## Task objective
Work through the data line by line, gathering every line that has the word "title".
╭─ Data section
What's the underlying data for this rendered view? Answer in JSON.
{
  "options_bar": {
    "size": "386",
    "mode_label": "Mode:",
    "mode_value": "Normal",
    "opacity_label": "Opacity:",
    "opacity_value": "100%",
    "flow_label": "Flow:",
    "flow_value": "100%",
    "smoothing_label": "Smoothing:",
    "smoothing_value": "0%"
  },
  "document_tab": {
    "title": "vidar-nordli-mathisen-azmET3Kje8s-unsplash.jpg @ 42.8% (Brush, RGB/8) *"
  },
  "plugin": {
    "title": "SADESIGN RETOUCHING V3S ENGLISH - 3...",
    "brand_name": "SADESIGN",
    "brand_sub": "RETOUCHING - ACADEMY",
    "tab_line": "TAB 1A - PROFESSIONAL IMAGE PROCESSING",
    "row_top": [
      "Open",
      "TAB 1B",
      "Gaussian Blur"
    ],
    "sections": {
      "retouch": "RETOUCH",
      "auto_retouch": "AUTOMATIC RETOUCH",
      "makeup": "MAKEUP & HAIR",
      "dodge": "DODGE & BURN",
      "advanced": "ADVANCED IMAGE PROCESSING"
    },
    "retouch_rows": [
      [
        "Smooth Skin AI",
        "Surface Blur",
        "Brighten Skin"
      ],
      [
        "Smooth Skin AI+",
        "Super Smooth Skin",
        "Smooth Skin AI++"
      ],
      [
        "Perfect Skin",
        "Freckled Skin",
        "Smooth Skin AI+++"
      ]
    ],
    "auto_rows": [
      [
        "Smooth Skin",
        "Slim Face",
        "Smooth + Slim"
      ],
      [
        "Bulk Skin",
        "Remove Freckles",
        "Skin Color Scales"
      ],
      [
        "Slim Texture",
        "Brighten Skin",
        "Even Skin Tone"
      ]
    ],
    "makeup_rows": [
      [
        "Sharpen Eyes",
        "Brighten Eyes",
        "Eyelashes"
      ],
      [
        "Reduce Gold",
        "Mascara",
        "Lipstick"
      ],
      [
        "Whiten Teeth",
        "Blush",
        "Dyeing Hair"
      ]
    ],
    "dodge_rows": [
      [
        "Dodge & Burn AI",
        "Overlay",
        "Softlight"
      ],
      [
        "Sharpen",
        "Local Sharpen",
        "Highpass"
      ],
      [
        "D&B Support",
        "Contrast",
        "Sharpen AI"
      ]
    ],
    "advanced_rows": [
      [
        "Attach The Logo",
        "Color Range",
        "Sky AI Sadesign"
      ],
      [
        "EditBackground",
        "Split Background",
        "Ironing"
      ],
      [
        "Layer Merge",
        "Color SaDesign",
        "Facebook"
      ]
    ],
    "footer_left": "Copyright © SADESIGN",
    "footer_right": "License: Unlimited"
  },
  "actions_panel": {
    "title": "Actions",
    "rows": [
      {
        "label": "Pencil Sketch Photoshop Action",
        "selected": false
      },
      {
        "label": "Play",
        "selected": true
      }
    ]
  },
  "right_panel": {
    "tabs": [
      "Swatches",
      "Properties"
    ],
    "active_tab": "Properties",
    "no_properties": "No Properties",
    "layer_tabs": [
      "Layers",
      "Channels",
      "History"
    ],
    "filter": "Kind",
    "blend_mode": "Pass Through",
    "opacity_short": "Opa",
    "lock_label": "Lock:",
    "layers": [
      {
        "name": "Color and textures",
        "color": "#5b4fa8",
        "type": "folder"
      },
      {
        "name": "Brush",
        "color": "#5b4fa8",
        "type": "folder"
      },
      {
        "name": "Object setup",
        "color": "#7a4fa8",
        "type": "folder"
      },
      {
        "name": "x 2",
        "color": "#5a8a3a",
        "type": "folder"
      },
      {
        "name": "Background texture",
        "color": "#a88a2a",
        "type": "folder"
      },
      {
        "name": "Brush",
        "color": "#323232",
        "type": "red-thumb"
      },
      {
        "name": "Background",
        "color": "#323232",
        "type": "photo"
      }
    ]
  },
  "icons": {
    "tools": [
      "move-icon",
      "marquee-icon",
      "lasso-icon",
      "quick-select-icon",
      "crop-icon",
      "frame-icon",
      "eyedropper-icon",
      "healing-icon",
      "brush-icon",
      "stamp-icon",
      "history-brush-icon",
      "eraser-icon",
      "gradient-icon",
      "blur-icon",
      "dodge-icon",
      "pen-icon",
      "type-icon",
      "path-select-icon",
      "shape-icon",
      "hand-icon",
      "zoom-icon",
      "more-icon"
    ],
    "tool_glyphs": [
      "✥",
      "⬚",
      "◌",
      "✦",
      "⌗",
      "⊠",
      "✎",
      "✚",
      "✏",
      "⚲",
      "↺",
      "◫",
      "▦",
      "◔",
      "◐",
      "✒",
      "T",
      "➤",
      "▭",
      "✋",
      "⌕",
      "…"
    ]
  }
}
╰─
## Exercise output
    "title": "vidar-nordli-mathisen-azmET3Kje8s-unsplash.jpg @ 42.8% (Brush, RGB/8) *"
    "title": "SADESIGN RETOUCHING V3S ENGLISH - 3...",
    "title": "Actions",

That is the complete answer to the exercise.